TEXT SECTION:
--- START ---

Also see the list of articles, none to be taken seriously.
News.Com: Fighting for a new Net copyright deal. Q&A with Lawrence Lessig. We're ready and eager to build a large grassroots organization of people who demand of Congress that it do something to restore some balance here. This petition is a first step toward going to Washington and saying that there's a large number of people who want you to consider this. [via Tomalak's Realm]
Aaron sums it up nicely:
Everything is under copyright. But most of those things aren’t making money, so no one cares about their copyright anymore. The Eldred Act will let you use those things.Sign the petition. Tell your friends.
[via Aaron Swartz: The Weblog]
OpenLaw.org. Wendy Seltzer.
Parallels between law and open source software. It's generally public, has a revision history, forks and joins (Supreme Court over differing circuit courts). But process of forming arguments hasn't been public. So they opened up the process to the public in Eldred vs. Ashcroft. Now opening the DeCSS DVD DMCA case.
Developed an annotation system to comment on or rebut other web pages. Looked like a scrollable iframe with the original site on right, with comments in parallel on left. The courts have accepted their amicus briefs, and they have submitted comments to Copyright Office. Archives of case material, opinions, articles, etc. Important take-away from the session: now I know how to pronounce “amicus.” Or I thought I had just learned, but Larry Rosen behind me pronounced it a different way.
Often just the threat of monetary losses in cease-and-desist letters is enough to shut the site down, independent of legal merit. “Shadow of the law.” Example: “you are sharing approximately 0 song files”. Little cost to send C & Ds.

--- END ---

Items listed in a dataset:
--- START ---

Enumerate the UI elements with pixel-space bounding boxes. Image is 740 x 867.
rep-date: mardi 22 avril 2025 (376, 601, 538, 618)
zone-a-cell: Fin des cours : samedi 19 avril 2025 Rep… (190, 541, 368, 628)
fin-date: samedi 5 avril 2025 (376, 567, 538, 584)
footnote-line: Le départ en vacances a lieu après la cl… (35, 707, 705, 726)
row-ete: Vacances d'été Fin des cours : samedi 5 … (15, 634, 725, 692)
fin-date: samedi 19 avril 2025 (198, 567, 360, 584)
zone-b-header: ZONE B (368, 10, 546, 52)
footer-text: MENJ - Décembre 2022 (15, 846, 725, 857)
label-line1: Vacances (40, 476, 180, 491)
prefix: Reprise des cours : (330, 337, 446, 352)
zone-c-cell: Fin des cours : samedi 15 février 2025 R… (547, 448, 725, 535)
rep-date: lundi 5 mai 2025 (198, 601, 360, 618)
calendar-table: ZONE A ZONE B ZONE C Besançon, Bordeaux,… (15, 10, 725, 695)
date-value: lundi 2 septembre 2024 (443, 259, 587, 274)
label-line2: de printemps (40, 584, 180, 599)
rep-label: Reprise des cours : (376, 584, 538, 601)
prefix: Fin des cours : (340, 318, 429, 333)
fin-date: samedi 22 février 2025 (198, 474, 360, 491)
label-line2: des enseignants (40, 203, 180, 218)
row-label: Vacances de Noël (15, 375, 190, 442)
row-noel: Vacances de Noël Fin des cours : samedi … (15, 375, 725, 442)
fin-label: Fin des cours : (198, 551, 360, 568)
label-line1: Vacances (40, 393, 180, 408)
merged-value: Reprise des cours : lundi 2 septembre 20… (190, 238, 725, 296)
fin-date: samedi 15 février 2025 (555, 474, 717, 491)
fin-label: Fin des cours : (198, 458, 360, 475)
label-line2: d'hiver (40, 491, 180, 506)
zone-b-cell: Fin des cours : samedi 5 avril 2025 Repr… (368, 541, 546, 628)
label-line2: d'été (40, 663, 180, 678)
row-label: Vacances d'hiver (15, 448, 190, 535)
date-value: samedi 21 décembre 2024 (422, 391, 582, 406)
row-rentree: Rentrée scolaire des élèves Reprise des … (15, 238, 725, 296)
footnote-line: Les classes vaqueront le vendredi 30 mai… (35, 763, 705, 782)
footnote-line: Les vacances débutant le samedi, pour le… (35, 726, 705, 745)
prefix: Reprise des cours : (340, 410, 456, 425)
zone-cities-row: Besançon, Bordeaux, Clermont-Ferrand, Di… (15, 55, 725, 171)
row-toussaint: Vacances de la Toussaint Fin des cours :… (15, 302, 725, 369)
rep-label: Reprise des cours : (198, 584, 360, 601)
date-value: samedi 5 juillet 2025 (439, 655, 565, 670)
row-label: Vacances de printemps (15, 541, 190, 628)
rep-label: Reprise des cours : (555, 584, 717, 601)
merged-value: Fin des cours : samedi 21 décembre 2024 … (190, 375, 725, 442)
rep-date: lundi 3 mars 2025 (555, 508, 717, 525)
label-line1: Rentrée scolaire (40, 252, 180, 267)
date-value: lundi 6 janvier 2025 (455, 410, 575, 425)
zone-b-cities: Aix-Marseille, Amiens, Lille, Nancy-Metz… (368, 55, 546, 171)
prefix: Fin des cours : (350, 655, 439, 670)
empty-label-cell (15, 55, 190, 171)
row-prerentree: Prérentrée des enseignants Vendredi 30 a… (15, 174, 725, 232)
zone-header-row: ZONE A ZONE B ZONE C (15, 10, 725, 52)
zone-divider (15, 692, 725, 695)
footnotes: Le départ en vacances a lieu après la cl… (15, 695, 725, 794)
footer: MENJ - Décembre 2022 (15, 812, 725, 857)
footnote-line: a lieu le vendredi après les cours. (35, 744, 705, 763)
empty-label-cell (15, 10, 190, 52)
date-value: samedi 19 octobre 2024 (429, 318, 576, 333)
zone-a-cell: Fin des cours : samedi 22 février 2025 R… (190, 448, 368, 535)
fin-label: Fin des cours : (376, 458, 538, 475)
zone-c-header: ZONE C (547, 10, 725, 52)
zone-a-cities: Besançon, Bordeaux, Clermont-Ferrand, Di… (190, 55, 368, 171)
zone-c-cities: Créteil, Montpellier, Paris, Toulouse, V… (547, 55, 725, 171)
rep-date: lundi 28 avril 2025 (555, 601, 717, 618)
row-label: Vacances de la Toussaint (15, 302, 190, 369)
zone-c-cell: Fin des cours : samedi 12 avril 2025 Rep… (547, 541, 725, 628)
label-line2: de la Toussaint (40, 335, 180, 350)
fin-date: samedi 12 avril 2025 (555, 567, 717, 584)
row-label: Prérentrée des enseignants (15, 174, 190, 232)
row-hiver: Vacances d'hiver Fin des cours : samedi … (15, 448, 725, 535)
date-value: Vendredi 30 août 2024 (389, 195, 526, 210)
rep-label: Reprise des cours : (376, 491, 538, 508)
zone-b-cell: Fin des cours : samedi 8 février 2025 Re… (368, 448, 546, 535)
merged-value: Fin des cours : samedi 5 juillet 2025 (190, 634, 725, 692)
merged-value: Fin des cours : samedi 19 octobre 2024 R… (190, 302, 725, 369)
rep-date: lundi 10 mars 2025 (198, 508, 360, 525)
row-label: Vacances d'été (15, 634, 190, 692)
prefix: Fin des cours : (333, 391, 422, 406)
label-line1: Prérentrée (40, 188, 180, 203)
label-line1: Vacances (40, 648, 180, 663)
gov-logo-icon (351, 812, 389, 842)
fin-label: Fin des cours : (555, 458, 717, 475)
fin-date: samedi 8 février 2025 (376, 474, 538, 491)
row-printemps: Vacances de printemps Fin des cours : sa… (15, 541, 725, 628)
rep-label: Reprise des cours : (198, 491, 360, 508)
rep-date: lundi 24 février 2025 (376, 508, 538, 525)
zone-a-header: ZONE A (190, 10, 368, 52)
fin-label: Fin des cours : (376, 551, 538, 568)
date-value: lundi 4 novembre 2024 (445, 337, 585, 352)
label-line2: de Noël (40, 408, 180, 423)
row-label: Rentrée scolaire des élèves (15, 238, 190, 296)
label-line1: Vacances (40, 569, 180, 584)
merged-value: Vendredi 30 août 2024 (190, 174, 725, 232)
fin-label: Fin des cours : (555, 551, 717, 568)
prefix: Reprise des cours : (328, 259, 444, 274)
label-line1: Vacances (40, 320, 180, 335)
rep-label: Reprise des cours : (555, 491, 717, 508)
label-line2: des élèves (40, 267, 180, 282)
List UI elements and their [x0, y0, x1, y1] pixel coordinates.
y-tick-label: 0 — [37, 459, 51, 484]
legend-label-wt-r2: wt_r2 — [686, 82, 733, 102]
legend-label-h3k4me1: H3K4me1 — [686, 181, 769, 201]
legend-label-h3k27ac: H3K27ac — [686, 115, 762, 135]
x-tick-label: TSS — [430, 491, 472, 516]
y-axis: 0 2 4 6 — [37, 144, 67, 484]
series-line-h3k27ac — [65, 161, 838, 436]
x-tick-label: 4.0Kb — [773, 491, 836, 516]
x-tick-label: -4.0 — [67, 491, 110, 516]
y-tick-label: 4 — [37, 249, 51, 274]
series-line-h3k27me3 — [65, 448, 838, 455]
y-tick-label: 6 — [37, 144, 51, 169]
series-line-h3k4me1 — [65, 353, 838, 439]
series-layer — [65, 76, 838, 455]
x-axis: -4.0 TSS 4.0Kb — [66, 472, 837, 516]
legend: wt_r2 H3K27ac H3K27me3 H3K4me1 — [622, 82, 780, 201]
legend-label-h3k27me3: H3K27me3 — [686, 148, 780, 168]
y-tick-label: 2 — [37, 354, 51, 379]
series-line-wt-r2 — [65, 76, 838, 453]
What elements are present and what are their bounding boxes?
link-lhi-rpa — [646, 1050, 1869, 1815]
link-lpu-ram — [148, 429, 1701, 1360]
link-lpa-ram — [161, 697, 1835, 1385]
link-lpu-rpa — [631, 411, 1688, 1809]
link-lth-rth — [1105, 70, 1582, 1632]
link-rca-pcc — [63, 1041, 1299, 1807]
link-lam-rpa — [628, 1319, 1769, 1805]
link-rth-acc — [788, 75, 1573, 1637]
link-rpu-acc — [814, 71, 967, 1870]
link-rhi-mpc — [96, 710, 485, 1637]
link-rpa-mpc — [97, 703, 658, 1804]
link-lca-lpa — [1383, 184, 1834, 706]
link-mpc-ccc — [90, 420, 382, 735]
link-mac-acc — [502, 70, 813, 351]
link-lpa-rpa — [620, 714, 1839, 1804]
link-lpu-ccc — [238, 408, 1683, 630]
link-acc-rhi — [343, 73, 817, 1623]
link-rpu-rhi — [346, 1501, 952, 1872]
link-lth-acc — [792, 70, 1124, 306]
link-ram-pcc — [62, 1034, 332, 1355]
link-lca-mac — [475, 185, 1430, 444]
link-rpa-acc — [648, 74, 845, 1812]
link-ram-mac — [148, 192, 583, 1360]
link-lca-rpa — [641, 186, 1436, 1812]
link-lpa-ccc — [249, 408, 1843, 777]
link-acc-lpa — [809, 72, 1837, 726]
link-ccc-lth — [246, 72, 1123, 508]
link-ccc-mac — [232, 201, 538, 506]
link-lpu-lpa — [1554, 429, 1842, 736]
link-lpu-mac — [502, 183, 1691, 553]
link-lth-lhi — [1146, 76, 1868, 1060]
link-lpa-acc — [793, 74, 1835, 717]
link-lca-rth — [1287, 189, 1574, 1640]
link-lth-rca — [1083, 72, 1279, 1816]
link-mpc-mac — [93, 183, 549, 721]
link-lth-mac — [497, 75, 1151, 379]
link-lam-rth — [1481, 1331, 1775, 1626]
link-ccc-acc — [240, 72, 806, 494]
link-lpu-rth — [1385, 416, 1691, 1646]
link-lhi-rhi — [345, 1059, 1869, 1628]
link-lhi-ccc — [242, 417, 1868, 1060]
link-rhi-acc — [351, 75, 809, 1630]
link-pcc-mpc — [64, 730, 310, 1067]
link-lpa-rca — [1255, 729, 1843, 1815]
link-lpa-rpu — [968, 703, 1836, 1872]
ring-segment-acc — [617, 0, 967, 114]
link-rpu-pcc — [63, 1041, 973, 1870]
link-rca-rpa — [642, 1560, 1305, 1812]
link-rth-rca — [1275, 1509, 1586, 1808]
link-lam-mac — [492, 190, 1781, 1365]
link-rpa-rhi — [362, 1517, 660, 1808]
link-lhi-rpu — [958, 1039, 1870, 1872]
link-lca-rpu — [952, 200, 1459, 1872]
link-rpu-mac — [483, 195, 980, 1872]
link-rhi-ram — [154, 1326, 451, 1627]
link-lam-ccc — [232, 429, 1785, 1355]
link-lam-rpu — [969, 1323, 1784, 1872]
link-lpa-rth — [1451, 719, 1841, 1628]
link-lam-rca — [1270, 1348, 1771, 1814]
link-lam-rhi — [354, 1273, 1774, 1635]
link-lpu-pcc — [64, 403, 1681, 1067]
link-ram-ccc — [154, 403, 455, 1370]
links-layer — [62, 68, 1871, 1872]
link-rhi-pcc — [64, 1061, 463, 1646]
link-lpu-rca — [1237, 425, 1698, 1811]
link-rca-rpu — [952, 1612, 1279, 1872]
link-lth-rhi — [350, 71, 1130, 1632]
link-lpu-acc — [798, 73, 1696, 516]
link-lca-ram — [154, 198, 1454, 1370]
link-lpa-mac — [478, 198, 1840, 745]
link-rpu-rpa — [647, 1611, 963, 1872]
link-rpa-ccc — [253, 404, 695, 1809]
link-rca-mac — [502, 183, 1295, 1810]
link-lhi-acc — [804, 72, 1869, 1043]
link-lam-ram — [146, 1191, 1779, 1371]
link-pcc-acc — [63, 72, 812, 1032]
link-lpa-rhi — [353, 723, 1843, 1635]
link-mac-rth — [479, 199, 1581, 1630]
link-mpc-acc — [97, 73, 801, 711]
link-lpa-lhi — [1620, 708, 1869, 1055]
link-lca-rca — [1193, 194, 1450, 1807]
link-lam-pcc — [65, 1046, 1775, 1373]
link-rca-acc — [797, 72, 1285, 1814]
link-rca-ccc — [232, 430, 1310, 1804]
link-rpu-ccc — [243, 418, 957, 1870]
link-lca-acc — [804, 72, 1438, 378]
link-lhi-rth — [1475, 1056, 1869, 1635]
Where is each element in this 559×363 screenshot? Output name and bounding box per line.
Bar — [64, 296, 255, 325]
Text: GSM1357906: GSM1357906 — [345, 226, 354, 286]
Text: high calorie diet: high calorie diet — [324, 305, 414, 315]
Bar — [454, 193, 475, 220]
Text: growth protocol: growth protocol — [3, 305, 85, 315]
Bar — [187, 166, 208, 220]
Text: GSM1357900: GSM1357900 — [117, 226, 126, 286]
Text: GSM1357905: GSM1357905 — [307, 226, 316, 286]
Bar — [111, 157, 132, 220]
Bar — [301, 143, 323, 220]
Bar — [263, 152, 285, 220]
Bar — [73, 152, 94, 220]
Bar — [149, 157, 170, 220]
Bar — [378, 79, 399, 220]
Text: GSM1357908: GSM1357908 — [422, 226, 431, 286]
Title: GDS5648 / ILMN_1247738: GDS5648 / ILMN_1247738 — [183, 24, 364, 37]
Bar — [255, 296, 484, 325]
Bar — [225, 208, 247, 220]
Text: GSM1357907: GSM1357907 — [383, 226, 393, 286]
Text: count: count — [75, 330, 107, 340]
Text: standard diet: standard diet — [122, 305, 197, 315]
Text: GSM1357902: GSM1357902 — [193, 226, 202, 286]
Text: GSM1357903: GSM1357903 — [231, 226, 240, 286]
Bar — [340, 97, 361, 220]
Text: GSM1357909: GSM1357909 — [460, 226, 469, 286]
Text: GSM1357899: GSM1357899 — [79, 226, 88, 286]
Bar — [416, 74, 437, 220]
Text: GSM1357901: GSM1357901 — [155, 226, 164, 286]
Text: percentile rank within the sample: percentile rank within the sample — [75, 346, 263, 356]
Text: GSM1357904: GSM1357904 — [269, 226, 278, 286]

--- END ---

PROMPT:
Answer these questions about the weblog post on copyright:
1. In the Q&A with Lawrence Lessig, what does he call the petition?
2. In which case did OpenLaw first open up the process of forming arguments to the public?
3. What does the post say has little cost to send?
This listing was taken from a separate source.

PROBLEM SOLUTION:
1. A first step toward going to Washington and saying that a large number of people want Congress to consider this.
2. Eldred vs. Ashcroft.
3. Cease-and-desist letters (C & Ds).